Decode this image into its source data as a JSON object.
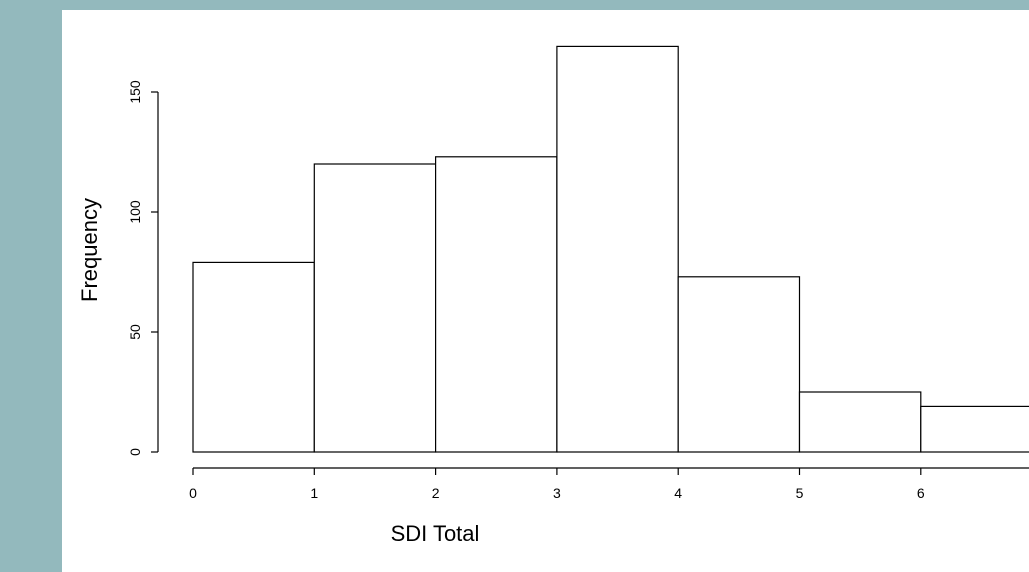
{
  "slide": {
    "background_color": "#93b9bd",
    "panel_color": "#ffffff"
  },
  "chart_data": {
    "type": "bar",
    "subtype": "histogram",
    "title": "",
    "xlabel": "SDI Total",
    "ylabel": "Frequency",
    "bins": [
      {
        "from": 0,
        "to": 1,
        "value": 79
      },
      {
        "from": 1,
        "to": 2,
        "value": 120
      },
      {
        "from": 2,
        "to": 3,
        "value": 123
      },
      {
        "from": 3,
        "to": 4,
        "value": 169
      },
      {
        "from": 4,
        "to": 5,
        "value": 73
      },
      {
        "from": 5,
        "to": 6,
        "value": 25
      },
      {
        "from": 6,
        "to": 7,
        "value": 19
      }
    ],
    "xlim": [
      0,
      7
    ],
    "ylim": [
      0,
      169
    ],
    "xticks": [
      0,
      1,
      2,
      3,
      4,
      5,
      6
    ],
    "yticks": [
      0,
      50,
      100,
      150
    ],
    "grid": false,
    "legend": "none",
    "bar_fill": "#ffffff",
    "bar_stroke": "#000000"
  }
}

-------------------------

State the count of lines in the data holding the word "from", adding nothing to it.

7